• [Records provided]:
------------------------

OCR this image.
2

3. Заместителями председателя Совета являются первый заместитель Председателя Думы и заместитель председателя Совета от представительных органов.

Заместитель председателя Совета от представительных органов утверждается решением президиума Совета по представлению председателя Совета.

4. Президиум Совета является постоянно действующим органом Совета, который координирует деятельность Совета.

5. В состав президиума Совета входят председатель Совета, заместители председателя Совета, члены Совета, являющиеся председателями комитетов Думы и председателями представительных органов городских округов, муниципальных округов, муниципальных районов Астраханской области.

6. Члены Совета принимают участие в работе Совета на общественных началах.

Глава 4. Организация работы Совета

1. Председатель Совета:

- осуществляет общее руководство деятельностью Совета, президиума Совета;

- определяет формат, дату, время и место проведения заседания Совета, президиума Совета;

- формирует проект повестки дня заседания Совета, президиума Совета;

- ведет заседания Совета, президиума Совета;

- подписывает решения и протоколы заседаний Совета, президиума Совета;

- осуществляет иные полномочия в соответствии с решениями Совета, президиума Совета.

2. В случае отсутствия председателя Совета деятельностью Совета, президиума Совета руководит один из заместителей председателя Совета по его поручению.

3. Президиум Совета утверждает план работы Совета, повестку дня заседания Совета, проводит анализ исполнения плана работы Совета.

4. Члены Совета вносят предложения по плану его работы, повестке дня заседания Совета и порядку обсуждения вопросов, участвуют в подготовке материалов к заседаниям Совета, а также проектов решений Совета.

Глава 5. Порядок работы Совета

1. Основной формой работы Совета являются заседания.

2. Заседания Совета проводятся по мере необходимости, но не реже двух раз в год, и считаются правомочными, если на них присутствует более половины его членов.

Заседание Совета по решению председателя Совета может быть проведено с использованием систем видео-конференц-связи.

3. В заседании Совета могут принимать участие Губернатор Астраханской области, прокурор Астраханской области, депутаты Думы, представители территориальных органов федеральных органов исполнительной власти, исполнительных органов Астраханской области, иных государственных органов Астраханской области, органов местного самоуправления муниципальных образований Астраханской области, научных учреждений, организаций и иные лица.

------------------------

Copy out all lines from the material above that contain the string "Глава".

• [Solution to this exercise]:
Глава 4. Организация работы Совета
Глава 5. Порядок работы Совета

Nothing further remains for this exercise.